* [ACTIVITY]:
Lines from the listing below that contain the string "through" are to be reported.

RECORD EXTRACTS Start Marker

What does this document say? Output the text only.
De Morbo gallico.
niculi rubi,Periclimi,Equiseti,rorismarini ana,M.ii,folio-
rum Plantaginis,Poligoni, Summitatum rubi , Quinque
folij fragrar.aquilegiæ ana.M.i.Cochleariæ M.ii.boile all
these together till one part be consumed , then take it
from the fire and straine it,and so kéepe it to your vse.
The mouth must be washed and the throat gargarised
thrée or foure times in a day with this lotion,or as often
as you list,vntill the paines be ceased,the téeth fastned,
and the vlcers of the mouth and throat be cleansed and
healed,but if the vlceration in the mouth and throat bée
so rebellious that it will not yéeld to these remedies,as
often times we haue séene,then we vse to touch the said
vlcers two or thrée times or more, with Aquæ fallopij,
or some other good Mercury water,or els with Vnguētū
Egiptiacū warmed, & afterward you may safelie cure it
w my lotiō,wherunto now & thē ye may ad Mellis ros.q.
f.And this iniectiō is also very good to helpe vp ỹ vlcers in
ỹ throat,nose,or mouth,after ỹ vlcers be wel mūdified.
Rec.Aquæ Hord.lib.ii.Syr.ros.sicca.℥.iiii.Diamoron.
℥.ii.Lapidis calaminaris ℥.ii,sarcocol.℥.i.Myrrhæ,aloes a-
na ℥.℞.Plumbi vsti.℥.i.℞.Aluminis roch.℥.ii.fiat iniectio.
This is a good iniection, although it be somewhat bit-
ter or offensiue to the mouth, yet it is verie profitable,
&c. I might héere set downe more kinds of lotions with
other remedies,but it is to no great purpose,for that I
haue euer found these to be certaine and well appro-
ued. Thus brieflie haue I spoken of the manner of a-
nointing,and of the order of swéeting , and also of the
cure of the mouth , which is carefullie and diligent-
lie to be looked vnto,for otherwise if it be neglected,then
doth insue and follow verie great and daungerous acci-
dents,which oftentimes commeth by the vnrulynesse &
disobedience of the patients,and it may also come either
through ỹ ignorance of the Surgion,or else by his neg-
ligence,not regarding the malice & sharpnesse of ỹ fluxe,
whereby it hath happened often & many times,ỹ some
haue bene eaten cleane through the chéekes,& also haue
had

RECORD EXTRACTS End Marker

* [RESPONSE TO THE TASK]:
through ỹ ignorance of the Surgion,or else by his neg-
haue bene eaten cleane through the chéekes,& also haue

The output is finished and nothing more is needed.